Start Available data

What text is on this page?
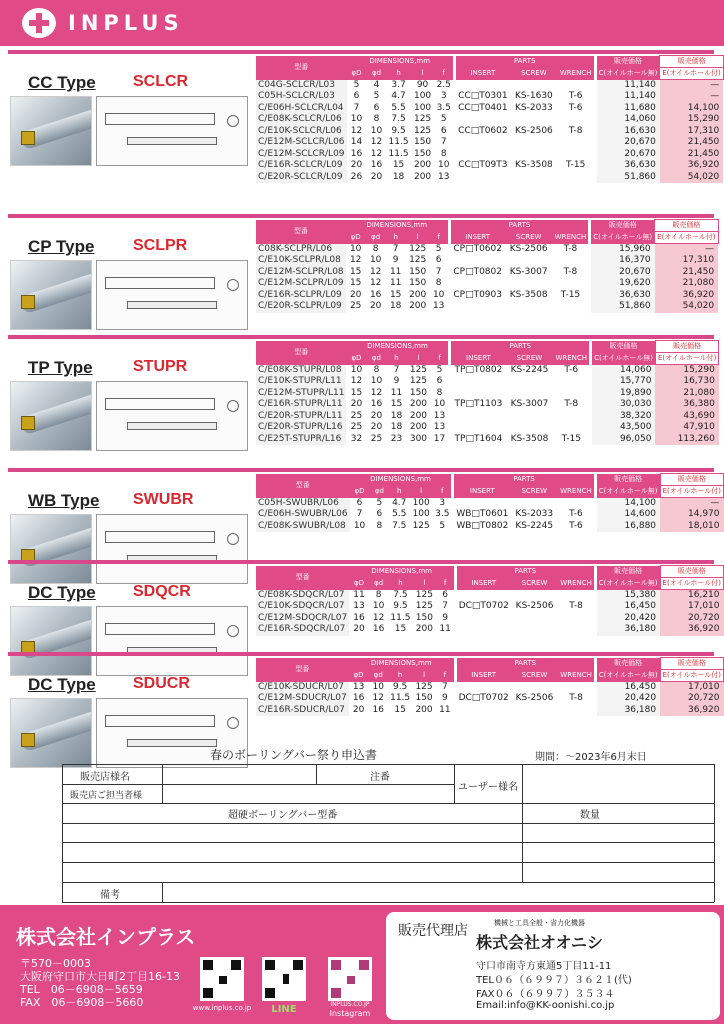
INPLUS
CC Type SCLCR
型番	DIMENSIONS,mm						PARTS				販売価格	販売価格
	φD	φd	h	l	f		INSERT	SCREW	WRENCH		C(オイルホール無)	E(オイルホール付)
C04G-SCLCR/L03	5	4	3.7	90	2.5						11,140	—
C05H-SCLCR/L03	6	5	4.7	100	3		CC□T0301	KS-1630	T-6		11,140	—
C/E06H-SCLCR/L04	7	6	5.5	100	3.5		CC□T0401	KS-2033	T-6		11,680	14,100
C/E08K-SCLCR/L06	10	8	7.5	125	5						14,060	15,290
C/E10K-SCLCR/L06	12	10	9.5	125	6		CC□T0602	KS-2506	T-8		16,630	17,310
C/E12M-SCLCR/L06	14	12	11.5	150	7						20,670	21,450
C/E12M-SCLCR/L09	16	12	11.5	150	8						20,670	21,450
C/E16R-SCLCR/L09	20	16	15	200	10		CC□T09T3	KS-3508	T-15		36,630	36,920
C/E20R-SCLCR/L09	26	20	18	200	13						51,860	54,020
CP Type SCLPR
型番	DIMENSIONS,mm						PARTS				販売価格	販売価格
	φD	φd	h	l	f		INSERT	SCREW	WRENCH		C(オイルホール無)	E(オイルホール付)
C08K-SCLPR/L06	10	8	7	125	5		CP□T0602	KS-2506	T-8		15,960	—
C/E10K-SCLPR/L08	12	10	9	125	6						16,370	17,310
C/E12M-SCLPR/L08	15	12	11	150	7		CP□T0802	KS-3007	T-8		20,670	21,450
C/E12M-SCLPR/L09	15	12	11	150	8						19,620	21,080
C/E16R-SCLPR/L09	20	16	15	200	10		CP□T0903	KS-3508	T-15		36,630	36,920
C/E20R-SCLPR/L09	25	20	18	200	13						51,860	54,020
TP Type	STUPR
型番	DIMENSIONS,mm						PARTS				販売価格	販売価格
	φD	φd	h	l	f		INSERT	SCREW	WRENCH		C(オイルホール無)	E(オイルホール付)
C/E08K-STUPR/L08	10	8	7	125	5		TP□T0802	KS-2245	T-6		14,060	15,290
C/E10K-STUPR/L11	12	10	9	125	6						15,770	16,730
C/E12M-STUPR/L11	15	12	11	150	8						19,890	21,080
C/E16R-STUPR/L11	20	16	15	200	10		TP□T1103	KS-3007	T-8		30,030	36,380
C/E20R-STUPR/L11	25	20	18	200	13						38,320	43,690
C/E20R-STUPR/L16	25	20	18	200	13						43,500	47,910
C/E25T-STUPR/L16	32	25	23	300	17		TP□T1604	KS-3508	T-15		96,050	113,260
WB Type SWUBR
型番	DIMENSIONS,mm						PARTS				販売価格	販売価格
	φD	φd	h	l	f		INSERT	SCREW	WRENCH		C(オイルホール無)	E(オイルホール付)
C05H-SWUBR/L06	6	5	4.7	100	3						14,100	—
C/E06H-SWUBR/L06	7	6	5.5	100	3.5		WB□T0601	KS-2033	T-6		14,600	14,970
C/E08K-SWUBR/L08	10	8	7.5	125	5		WB□T0802	KS-2245	T-6		16,880	18,010
DC Type SDQCR
型番	DIMENSIONS,mm						PARTS				販売価格	販売価格
	φD	φd	h	l	f		INSERT	SCREW	WRENCH		C(オイルホール無)	E(オイルホール付)
C/E08K-SDQCR/L07	11	8	7.5	125	6						15,380	16,210
C/E10K-SDQCR/L07	13	10	9.5	125	7		DC□T0702	KS-2506	T-8		16,450	17,010
C/E12M-SDQCR/L07	16	12	11.5	150	9						20,420	20,720
C/E16R-SDQCR/L07	20	16	15	200	11						36,180	36,920
DC Type SDUCR
型番	DIMENSIONS,mm						PARTS				販売価格	販売価格
	φD	φd	h	l	f		INSERT	SCREW	WRENCH		C(オイルホール無)	E(オイルホール付)
C/E10K-SDUCR/L07	13	10	9.5	125	7						16,450	17,010
C/E12M-SDUCR/L07	16	12	11.5	150	9		DC□T0702	KS-2506	T-8		20,420	20,720
C/E16R-SDUCR/L07	20	16	15	200	11						36,180	36,920
春のボーリングバー祭り申込書	期間：～2023年6月末日
販売店様名	注番
ユーザー様名
販売店ご担当者様
超硬ボーリングバー型番	数量
備考
株式会社インプラス
〒570－0003
大阪府守口市大日町2丁目16-13
TEL　06－6908－5659
FAX　06－6908－5660	www.inplus.co.jp	LINE	INPLUS.CO.JP
Instagram
販売代理店	機械と工具全般・省力化機器
株式会社オオニシ
守口市南寺方東通5丁目11-11
TEL０６（６９９７）３６２１(代)
FAX０６（６９９７）３５３４
Email:info@KK-oonishi.co.jp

End Available data

* Exercise aim
Leaving the pictures aside, transcribe the entire listing exactly.

* Complete output
What text is on this page?
INPLUS
CC Type SCLCR
型番	DIMENSIONS,mm						PARTS				販売価格	販売価格
	φD	φd	h	l	f		INSERT	SCREW	WRENCH		C(オイルホール無)	E(オイルホール付)
C04G-SCLCR/L03	5	4	3.7	90	2.5						11,140	—
C05H-SCLCR/L03	6	5	4.7	100	3		CC□T0301	KS-1630	T-6		11,140	—
C/E06H-SCLCR/L04	7	6	5.5	100	3.5		CC□T0401	KS-2033	T-6		11,680	14,100
C/E08K-SCLCR/L06	10	8	7.5	125	5						14,060	15,290
C/E10K-SCLCR/L06	12	10	9.5	125	6		CC□T0602	KS-2506	T-8		16,630	17,310
C/E12M-SCLCR/L06	14	12	11.5	150	7						20,670	21,450
C/E12M-SCLCR/L09	16	12	11.5	150	8						20,670	21,450
C/E16R-SCLCR/L09	20	16	15	200	10		CC□T09T3	KS-3508	T-15		36,630	36,920
C/E20R-SCLCR/L09	26	20	18	200	13						51,860	54,020
CP Type SCLPR
型番	DIMENSIONS,mm						PARTS				販売価格	販売価格
	φD	φd	h	l	f		INSERT	SCREW	WRENCH		C(オイルホール無)	E(オイルホール付)
C08K-SCLPR/L06	10	8	7	125	5		CP□T0602	KS-2506	T-8		15,960	—
C/E10K-SCLPR/L08	12	10	9	125	6						16,370	17,310
C/E12M-SCLPR/L08	15	12	11	150	7		CP□T0802	KS-3007	T-8		20,670	21,450
C/E12M-SCLPR/L09	15	12	11	150	8						19,620	21,080
C/E16R-SCLPR/L09	20	16	15	200	10		CP□T0903	KS-3508	T-15		36,630	36,920
C/E20R-SCLPR/L09	25	20	18	200	13						51,860	54,020
TP Type	STUPR
型番	DIMENSIONS,mm						PARTS				販売価格	販売価格
	φD	φd	h	l	f		INSERT	SCREW	WRENCH		C(オイルホール無)	E(オイルホール付)
C/E08K-STUPR/L08	10	8	7	125	5		TP□T0802	KS-2245	T-6		14,060	15,290
C/E10K-STUPR/L11	12	10	9	125	6						15,770	16,730
C/E12M-STUPR/L11	15	12	11	150	8						19,890	21,080
C/E16R-STUPR/L11	20	16	15	200	10		TP□T1103	KS-3007	T-8		30,030	36,380
C/E20R-STUPR/L11	25	20	18	200	13						38,320	43,690
C/E20R-STUPR/L16	25	20	18	200	13						43,500	47,910
C/E25T-STUPR/L16	32	25	23	300	17		TP□T1604	KS-3508	T-15		96,050	113,260
WB Type SWUBR
型番	DIMENSIONS,mm						PARTS				販売価格	販売価格
	φD	φd	h	l	f		INSERT	SCREW	WRENCH		C(オイルホール無)	E(オイルホール付)
C05H-SWUBR/L06	6	5	4.7	100	3						14,100	—
C/E06H-SWUBR/L06	7	6	5.5	100	3.5		WB□T0601	KS-2033	T-6		14,600	14,970
C/E08K-SWUBR/L08	10	8	7.5	125	5		WB□T0802	KS-2245	T-6		16,880	18,010
DC Type SDQCR
型番	DIMENSIONS,mm						PARTS				販売価格	販売価格
	φD	φd	h	l	f		INSERT	SCREW	WRENCH		C(オイルホール無)	E(オイルホール付)
C/E08K-SDQCR/L07	11	8	7.5	125	6						15,380	16,210
C/E10K-SDQCR/L07	13	10	9.5	125	7		DC□T0702	KS-2506	T-8		16,450	17,010
C/E12M-SDQCR/L07	16	12	11.5	150	9						20,420	20,720
C/E16R-SDQCR/L07	20	16	15	200	11						36,180	36,920
DC Type SDUCR
型番	DIMENSIONS,mm						PARTS				販売価格	販売価格
	φD	φd	h	l	f		INSERT	SCREW	WRENCH		C(オイルホール無)	E(オイルホール付)
C/E10K-SDUCR/L07	13	10	9.5	125	7						16,450	17,010
C/E12M-SDUCR/L07	16	12	11.5	150	9		DC□T0702	KS-2506	T-8		20,420	20,720
C/E16R-SDUCR/L07	20	16	15	200	11						36,180	36,920
春のボーリングバー祭り申込書	期間：～2023年6月末日
販売店様名	注番
ユーザー様名
販売店ご担当者様
超硬ボーリングバー型番	数量
備考
株式会社インプラス
〒570－0003
大阪府守口市大日町2丁目16-13
TEL　06－6908－5659
FAX　06－6908－5660	www.inplus.co.jp	LINE	INPLUS.CO.JP
Instagram
販売代理店	機械と工具全般・省力化機器
株式会社オオニシ
守口市南寺方東通5丁目11-11
TEL０６（６９９７）３６２１(代)
FAX０６（６９９７）３５３４
Email:info@KK-oonishi.co.jp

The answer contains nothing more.